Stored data
....

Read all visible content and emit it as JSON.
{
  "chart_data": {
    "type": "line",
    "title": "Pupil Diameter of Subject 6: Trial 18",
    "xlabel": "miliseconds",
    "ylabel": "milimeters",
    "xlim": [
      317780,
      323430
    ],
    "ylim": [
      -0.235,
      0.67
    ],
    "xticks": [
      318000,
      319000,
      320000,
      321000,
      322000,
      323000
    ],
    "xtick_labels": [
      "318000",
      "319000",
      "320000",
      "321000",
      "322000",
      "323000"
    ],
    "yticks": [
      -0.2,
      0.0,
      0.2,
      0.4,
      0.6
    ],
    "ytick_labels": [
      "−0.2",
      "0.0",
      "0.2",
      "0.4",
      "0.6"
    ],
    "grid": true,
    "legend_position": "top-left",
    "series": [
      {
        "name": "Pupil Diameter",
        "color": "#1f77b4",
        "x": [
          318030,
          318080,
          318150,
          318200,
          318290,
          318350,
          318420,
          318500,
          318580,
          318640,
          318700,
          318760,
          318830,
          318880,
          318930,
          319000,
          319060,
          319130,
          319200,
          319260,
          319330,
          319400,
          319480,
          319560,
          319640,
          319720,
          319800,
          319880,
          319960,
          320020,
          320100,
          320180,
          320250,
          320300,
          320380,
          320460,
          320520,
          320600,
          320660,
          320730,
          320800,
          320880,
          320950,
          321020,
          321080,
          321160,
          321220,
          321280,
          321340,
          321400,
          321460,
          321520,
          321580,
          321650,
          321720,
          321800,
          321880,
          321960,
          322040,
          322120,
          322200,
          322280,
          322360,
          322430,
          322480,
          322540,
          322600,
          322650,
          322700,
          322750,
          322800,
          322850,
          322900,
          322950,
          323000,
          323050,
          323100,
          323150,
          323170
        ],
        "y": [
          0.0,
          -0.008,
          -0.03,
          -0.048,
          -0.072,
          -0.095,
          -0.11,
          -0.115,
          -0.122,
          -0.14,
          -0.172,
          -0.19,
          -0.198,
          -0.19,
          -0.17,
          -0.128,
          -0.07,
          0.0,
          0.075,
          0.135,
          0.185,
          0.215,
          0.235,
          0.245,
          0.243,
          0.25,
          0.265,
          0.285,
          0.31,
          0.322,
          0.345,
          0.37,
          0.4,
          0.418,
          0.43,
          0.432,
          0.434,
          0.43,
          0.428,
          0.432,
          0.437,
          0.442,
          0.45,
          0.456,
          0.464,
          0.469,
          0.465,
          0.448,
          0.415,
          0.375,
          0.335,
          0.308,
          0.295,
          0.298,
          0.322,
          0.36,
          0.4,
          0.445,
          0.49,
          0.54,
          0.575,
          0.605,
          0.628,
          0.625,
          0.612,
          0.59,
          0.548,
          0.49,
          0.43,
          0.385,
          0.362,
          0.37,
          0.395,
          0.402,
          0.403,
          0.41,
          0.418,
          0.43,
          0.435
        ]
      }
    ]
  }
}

....

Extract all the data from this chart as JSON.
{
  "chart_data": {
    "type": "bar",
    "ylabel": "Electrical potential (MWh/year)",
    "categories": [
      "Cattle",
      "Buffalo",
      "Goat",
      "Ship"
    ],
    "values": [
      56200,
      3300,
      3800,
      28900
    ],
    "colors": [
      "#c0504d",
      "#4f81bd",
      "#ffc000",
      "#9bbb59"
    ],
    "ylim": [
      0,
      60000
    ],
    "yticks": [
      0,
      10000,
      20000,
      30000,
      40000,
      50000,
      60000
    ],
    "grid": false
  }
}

....

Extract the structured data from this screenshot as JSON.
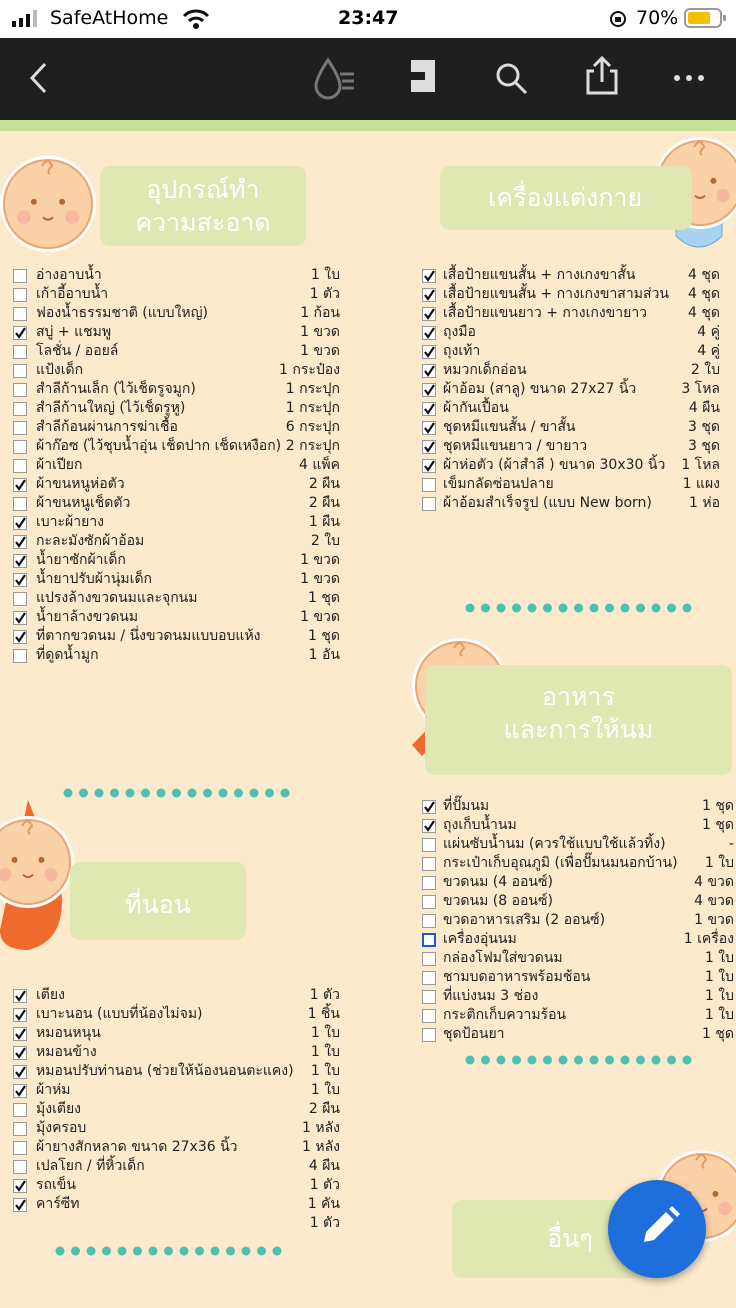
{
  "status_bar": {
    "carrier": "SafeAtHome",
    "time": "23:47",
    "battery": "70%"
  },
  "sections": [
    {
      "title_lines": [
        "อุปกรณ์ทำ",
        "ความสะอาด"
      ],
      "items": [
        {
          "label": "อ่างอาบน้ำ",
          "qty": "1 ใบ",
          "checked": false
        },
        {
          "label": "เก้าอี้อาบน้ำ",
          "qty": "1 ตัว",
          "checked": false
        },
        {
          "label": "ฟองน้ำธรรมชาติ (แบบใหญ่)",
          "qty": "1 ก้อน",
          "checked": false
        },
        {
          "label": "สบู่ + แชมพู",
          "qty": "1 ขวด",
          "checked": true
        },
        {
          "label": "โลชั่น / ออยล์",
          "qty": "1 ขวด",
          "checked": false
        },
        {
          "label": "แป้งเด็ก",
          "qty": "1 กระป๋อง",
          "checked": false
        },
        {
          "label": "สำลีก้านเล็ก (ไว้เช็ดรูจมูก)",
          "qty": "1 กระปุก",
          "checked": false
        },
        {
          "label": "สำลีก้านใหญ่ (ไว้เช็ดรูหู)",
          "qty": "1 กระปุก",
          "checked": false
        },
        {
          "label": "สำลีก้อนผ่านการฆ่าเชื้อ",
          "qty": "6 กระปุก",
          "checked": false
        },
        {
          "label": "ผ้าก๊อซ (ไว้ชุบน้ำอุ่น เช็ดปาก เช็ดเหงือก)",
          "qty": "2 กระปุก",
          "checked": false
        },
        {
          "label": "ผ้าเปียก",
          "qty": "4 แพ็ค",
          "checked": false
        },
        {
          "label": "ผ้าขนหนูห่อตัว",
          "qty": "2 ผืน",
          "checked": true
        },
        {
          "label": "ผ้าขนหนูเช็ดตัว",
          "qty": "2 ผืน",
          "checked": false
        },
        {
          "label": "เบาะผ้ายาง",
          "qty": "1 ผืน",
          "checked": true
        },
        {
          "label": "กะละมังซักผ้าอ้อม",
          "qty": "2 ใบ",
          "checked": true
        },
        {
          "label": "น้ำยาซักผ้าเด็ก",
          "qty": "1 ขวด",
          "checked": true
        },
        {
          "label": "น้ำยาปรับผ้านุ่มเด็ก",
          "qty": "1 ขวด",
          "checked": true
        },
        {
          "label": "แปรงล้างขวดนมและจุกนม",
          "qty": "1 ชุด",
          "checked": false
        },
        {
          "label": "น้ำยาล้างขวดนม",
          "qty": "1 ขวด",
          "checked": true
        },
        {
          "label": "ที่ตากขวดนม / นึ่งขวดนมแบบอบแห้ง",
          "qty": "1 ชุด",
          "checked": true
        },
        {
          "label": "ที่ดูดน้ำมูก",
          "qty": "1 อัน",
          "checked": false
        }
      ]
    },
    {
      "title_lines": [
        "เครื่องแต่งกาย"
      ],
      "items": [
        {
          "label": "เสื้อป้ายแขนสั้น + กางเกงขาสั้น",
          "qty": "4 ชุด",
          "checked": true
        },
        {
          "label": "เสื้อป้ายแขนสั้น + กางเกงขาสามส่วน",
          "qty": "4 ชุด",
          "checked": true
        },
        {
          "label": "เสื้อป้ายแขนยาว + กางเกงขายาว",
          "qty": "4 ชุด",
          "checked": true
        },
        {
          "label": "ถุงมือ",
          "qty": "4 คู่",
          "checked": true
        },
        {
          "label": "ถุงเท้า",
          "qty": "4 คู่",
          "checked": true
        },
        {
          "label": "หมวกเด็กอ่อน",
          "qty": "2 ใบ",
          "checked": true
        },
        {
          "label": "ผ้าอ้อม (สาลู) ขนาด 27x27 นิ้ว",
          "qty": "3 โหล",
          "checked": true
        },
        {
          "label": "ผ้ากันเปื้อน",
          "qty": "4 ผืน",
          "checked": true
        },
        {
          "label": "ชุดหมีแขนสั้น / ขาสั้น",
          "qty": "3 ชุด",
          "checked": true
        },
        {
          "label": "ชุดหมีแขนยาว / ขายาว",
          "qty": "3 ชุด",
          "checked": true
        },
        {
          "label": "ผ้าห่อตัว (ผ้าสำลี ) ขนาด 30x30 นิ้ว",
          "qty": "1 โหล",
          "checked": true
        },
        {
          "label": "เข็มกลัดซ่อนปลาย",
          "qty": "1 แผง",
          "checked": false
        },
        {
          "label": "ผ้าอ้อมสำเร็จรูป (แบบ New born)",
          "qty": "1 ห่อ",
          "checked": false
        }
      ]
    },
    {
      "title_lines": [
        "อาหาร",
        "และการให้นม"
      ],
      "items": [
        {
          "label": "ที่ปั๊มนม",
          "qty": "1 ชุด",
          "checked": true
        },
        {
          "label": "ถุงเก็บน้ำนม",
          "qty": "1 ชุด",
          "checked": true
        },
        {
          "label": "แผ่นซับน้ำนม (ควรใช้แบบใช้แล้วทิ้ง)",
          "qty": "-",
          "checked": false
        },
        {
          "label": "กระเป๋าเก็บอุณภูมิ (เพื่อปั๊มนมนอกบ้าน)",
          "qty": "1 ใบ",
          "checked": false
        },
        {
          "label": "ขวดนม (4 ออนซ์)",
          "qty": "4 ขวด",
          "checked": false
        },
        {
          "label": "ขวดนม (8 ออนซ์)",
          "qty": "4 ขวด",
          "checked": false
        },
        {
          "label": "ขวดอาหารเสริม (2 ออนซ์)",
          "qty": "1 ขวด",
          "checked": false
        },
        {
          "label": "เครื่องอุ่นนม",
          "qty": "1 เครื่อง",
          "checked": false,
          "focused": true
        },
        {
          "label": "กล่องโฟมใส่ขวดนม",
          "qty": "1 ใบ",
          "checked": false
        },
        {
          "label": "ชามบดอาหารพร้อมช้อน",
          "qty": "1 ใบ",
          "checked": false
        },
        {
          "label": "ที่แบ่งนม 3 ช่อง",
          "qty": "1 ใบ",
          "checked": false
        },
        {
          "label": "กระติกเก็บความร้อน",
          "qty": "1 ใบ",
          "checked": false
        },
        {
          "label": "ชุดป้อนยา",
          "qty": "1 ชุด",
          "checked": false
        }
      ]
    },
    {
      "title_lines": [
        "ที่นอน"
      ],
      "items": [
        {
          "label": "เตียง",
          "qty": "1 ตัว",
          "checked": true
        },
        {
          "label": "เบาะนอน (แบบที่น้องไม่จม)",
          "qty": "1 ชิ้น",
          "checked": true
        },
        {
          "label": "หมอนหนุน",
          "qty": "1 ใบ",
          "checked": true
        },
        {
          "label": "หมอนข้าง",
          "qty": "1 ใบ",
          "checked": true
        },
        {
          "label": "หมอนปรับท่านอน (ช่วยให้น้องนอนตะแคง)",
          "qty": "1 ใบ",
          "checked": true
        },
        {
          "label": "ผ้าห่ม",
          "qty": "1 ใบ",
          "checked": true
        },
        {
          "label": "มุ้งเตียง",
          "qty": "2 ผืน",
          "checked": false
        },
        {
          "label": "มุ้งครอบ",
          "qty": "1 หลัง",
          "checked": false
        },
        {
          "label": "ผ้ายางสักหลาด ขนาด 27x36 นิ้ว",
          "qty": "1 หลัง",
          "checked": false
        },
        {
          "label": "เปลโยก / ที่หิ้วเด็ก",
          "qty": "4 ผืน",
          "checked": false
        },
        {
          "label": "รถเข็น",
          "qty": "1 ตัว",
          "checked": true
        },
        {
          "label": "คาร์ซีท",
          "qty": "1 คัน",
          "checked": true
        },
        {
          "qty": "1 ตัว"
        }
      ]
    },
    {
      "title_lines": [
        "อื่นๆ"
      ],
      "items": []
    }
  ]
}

....

**WHAT TO DO:**
Show each line of the data that contains the string "าขนหน".

**TASK SOLUTION:**
          "label": "ผ้าขนหนูห่อตัว",
          "label": "ผ้าขนหนูเช็ดตัว",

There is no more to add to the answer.